(Layout annotation data)
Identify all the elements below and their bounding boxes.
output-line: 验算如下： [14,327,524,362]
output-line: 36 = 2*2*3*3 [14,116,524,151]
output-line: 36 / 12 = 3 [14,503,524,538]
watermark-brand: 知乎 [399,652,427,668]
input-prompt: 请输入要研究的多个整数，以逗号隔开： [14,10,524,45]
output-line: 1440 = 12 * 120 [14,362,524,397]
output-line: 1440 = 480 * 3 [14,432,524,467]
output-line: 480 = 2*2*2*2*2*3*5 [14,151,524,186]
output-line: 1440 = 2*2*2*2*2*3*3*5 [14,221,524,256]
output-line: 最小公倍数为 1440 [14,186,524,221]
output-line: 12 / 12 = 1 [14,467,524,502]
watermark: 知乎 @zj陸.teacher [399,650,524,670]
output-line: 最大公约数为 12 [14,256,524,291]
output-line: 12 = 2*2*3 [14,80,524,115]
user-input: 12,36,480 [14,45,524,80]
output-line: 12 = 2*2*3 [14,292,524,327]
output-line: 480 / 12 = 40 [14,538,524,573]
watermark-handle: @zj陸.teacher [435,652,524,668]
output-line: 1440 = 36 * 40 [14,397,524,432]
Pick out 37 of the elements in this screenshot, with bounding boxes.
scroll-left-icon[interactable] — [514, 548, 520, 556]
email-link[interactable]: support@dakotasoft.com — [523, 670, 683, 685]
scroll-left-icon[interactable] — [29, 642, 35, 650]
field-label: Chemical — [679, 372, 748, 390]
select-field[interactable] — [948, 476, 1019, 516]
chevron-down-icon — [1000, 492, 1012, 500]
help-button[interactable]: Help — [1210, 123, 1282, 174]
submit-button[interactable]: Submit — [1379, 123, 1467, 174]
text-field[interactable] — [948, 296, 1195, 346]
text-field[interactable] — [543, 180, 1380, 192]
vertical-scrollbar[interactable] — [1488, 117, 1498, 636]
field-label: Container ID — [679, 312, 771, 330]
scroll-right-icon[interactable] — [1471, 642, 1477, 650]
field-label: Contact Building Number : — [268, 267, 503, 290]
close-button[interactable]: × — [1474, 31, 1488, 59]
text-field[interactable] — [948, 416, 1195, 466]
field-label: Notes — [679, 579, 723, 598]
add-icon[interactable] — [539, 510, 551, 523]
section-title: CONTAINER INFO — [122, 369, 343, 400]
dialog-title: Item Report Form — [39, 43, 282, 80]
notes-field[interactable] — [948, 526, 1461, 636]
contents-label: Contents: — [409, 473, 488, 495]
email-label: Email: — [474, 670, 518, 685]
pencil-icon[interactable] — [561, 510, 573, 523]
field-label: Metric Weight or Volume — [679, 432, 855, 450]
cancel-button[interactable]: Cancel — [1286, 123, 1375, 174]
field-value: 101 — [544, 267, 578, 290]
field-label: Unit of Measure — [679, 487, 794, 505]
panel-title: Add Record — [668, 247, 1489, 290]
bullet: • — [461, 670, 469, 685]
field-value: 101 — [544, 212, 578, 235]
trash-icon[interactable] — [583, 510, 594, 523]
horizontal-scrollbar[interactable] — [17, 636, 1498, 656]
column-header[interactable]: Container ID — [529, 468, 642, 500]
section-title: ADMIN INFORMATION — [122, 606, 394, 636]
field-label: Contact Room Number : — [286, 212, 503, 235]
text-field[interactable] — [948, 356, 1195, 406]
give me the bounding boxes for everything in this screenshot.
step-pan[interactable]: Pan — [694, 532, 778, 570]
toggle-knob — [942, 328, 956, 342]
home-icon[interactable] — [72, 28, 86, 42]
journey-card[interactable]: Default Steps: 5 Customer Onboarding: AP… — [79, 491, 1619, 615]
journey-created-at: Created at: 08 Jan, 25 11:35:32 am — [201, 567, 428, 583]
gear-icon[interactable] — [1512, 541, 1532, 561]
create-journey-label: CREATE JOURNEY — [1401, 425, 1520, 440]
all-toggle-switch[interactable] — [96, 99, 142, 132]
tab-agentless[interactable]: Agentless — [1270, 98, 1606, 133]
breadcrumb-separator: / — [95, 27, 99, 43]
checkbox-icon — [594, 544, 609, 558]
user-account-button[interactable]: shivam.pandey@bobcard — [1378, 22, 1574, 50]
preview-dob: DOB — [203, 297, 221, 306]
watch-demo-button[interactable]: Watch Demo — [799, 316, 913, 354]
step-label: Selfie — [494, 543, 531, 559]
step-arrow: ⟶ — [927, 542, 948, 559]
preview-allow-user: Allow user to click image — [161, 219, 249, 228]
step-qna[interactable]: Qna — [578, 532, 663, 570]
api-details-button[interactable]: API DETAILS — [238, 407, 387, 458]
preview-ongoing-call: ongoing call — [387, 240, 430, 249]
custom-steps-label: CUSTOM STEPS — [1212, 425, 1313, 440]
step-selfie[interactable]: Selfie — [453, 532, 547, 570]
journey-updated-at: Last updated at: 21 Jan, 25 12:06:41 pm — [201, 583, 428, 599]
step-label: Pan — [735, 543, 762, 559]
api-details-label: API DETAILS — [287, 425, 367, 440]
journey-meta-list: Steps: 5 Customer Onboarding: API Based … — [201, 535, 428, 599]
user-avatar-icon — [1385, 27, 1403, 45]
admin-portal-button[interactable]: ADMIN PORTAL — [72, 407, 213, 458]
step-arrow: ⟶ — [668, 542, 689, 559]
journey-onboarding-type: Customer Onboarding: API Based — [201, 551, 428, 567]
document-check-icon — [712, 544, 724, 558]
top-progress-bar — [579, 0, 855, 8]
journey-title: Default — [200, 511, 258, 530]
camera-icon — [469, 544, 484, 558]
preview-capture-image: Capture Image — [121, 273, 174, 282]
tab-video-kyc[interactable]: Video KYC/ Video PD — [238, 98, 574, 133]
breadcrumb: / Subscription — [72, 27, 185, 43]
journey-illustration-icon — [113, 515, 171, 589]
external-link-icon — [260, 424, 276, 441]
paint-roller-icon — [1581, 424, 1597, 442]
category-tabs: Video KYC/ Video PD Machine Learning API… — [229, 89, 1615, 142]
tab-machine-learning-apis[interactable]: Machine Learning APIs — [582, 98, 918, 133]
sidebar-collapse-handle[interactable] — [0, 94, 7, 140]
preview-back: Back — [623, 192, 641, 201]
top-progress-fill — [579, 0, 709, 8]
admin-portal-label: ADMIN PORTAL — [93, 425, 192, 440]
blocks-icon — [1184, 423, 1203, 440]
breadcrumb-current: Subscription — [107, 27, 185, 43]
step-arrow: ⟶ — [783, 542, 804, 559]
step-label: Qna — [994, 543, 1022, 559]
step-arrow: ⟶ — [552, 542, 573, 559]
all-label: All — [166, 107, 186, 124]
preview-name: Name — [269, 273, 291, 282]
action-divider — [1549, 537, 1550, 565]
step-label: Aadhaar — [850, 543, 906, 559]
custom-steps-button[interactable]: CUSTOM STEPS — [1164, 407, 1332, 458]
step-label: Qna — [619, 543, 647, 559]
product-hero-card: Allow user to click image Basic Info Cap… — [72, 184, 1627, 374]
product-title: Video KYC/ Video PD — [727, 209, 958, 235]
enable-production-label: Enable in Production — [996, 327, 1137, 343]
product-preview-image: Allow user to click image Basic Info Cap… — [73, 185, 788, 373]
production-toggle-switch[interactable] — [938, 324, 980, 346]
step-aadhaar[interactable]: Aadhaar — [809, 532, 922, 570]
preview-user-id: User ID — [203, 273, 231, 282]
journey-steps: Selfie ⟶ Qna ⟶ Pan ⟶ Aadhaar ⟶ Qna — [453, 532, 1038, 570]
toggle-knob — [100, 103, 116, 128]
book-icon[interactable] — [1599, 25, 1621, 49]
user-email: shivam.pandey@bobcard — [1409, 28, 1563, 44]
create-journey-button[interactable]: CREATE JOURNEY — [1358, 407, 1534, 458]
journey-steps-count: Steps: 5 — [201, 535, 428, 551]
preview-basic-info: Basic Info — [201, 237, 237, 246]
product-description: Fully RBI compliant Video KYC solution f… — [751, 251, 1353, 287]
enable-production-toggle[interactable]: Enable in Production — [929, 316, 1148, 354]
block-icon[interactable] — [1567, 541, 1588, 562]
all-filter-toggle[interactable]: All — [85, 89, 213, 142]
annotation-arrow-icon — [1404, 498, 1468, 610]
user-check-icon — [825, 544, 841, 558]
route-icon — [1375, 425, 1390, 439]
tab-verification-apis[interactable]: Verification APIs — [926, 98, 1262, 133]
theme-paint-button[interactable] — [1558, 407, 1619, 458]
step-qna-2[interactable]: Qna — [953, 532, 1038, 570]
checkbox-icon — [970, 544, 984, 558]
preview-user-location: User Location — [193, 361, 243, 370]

**Your instructions**
Reproduce the rows above verbatim, from the first line up to and including the line with "output-line: 最大公约数为 12 [14,256,524,291]".

**Written response**
Identify all the elements below and their bounding boxes.
output-line: 验算如下： [14,327,524,362]
output-line: 36 = 2*2*3*3 [14,116,524,151]
output-line: 36 / 12 = 3 [14,503,524,538]
watermark-brand: 知乎 [399,652,427,668]
input-prompt: 请输入要研究的多个整数，以逗号隔开： [14,10,524,45]
output-line: 1440 = 12 * 120 [14,362,524,397]
output-line: 1440 = 480 * 3 [14,432,524,467]
output-line: 480 = 2*2*2*2*2*3*5 [14,151,524,186]
output-line: 1440 = 2*2*2*2*2*3*3*5 [14,221,524,256]
output-line: 最小公倍数为 1440 [14,186,524,221]
output-line: 12 / 12 = 1 [14,467,524,502]
watermark: 知乎 @zj陸.teacher [399,650,524,670]
output-line: 最大公约数为 12 [14,256,524,291]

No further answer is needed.